** begin Material for this task **

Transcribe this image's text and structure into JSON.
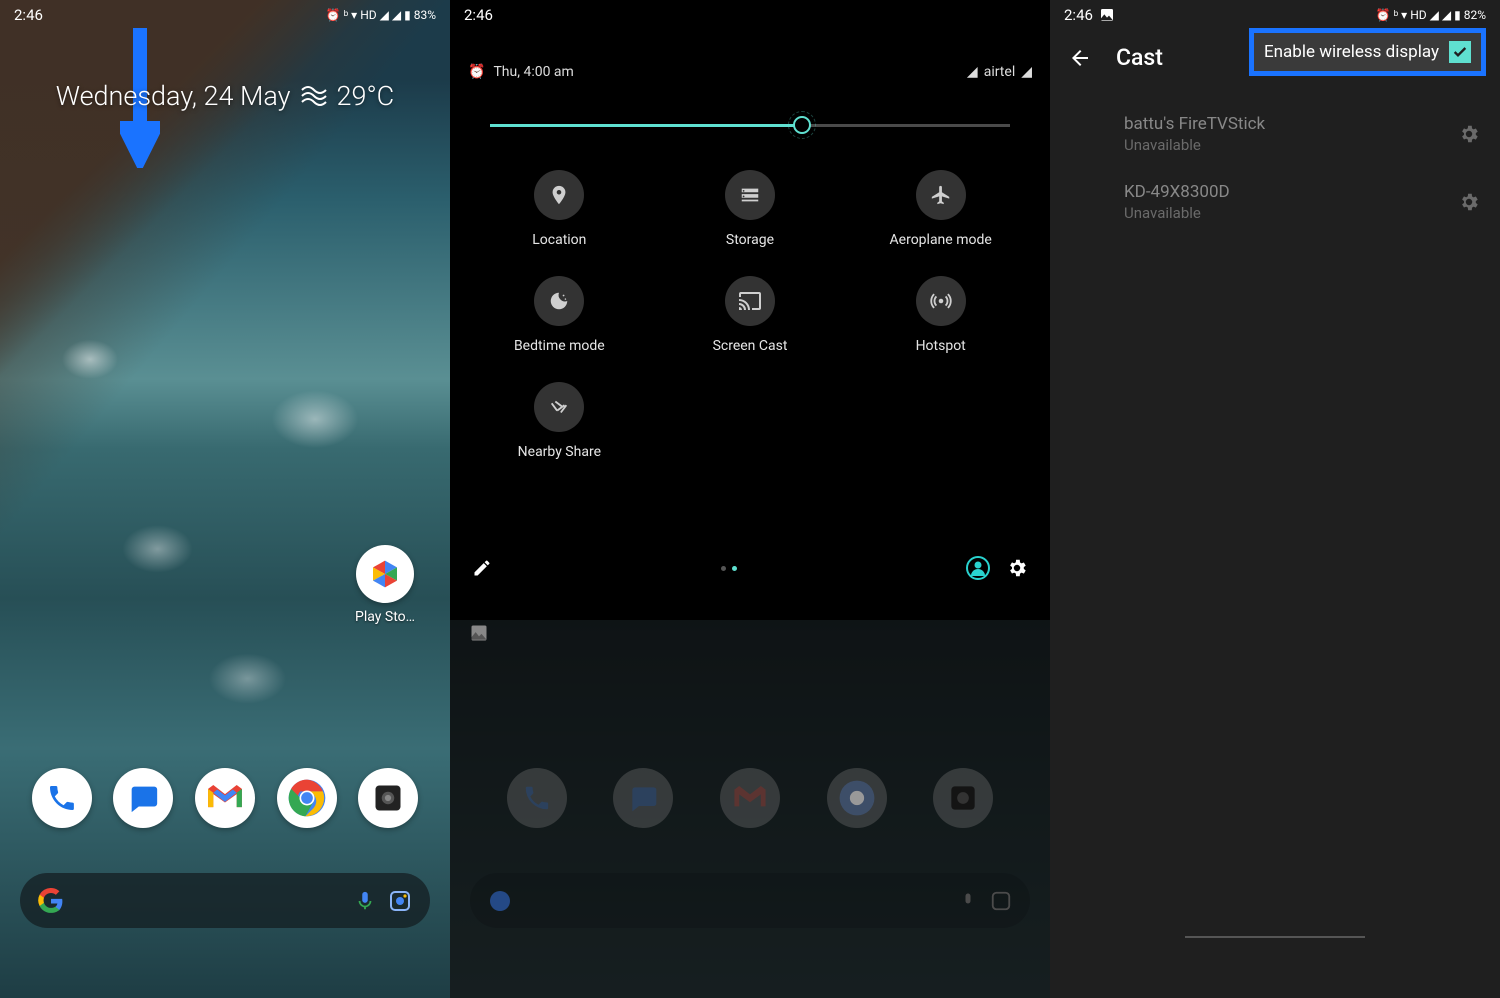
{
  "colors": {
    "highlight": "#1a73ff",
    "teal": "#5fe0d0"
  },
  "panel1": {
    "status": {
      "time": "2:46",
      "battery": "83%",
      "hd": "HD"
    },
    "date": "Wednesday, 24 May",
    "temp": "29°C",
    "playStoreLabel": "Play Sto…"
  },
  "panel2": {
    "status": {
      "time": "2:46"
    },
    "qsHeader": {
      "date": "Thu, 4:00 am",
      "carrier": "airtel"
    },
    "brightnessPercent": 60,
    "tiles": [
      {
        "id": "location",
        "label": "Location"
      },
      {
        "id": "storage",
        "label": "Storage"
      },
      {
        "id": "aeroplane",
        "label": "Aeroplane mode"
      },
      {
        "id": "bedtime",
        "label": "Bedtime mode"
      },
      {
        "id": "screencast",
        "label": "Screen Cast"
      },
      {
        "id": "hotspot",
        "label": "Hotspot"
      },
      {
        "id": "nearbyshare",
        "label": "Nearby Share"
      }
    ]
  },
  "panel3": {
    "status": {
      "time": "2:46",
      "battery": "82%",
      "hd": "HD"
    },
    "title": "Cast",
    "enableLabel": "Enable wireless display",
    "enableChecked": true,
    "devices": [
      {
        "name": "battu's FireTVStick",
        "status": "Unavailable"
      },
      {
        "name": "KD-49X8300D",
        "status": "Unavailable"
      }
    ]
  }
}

** end Material for this task **
** begin Material for this task **

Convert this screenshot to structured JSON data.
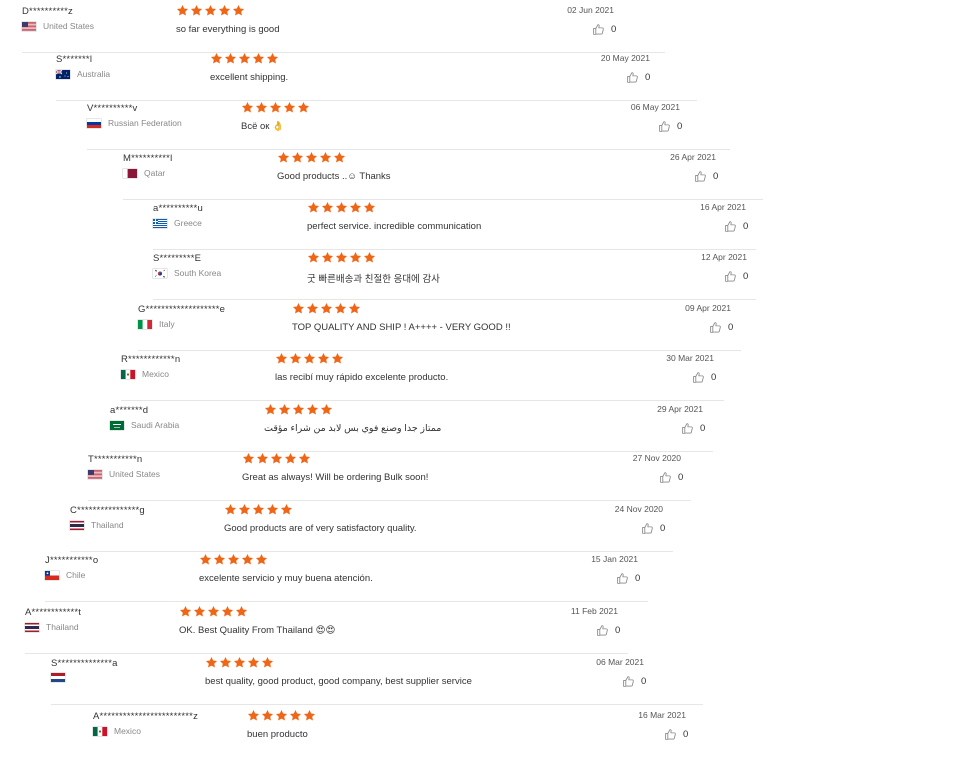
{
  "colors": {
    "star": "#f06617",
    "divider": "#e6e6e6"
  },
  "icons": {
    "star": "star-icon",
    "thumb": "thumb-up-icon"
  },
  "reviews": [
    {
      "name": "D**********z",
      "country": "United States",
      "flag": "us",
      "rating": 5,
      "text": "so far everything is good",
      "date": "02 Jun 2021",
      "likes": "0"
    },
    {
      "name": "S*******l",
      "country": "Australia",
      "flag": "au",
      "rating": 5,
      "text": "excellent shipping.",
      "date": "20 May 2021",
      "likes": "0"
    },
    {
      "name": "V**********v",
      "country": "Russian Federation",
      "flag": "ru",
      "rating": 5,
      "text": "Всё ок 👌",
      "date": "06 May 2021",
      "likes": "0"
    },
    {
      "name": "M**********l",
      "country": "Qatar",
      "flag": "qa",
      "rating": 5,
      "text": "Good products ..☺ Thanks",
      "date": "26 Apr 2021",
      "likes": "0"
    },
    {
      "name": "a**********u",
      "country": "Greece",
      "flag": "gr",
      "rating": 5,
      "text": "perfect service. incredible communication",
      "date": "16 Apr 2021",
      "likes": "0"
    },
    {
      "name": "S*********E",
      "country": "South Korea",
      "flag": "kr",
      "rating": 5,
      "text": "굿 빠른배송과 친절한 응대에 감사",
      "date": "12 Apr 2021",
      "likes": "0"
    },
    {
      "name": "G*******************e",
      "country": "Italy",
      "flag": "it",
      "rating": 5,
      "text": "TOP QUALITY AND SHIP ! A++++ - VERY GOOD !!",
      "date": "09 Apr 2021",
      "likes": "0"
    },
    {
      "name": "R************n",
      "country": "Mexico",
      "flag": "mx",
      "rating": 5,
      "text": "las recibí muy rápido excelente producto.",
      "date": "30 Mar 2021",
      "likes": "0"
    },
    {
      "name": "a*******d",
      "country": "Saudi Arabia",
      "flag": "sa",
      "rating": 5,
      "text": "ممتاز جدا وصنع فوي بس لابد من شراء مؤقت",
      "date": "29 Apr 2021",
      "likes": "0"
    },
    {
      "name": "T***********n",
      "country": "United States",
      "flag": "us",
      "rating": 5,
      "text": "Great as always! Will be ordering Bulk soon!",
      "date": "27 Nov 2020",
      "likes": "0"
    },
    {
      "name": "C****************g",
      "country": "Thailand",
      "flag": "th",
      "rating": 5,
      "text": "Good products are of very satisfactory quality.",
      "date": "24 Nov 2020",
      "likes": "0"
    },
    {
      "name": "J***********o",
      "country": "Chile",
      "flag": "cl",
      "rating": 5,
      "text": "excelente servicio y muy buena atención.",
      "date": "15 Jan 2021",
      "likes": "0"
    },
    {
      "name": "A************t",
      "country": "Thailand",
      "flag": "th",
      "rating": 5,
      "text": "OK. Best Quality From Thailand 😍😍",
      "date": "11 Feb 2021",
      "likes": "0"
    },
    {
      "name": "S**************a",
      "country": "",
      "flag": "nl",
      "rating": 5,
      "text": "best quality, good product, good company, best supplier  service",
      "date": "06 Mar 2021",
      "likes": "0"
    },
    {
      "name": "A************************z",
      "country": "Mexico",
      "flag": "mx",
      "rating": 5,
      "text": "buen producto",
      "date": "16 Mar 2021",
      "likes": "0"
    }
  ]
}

** end Material for this task **

▶ _What this task involves_
Copy every line above that holds the word "excelente".

▶ _Output below_
      "text": "las recibí muy rápido excelente producto.",
      "text": "excelente servicio y muy buena atención.",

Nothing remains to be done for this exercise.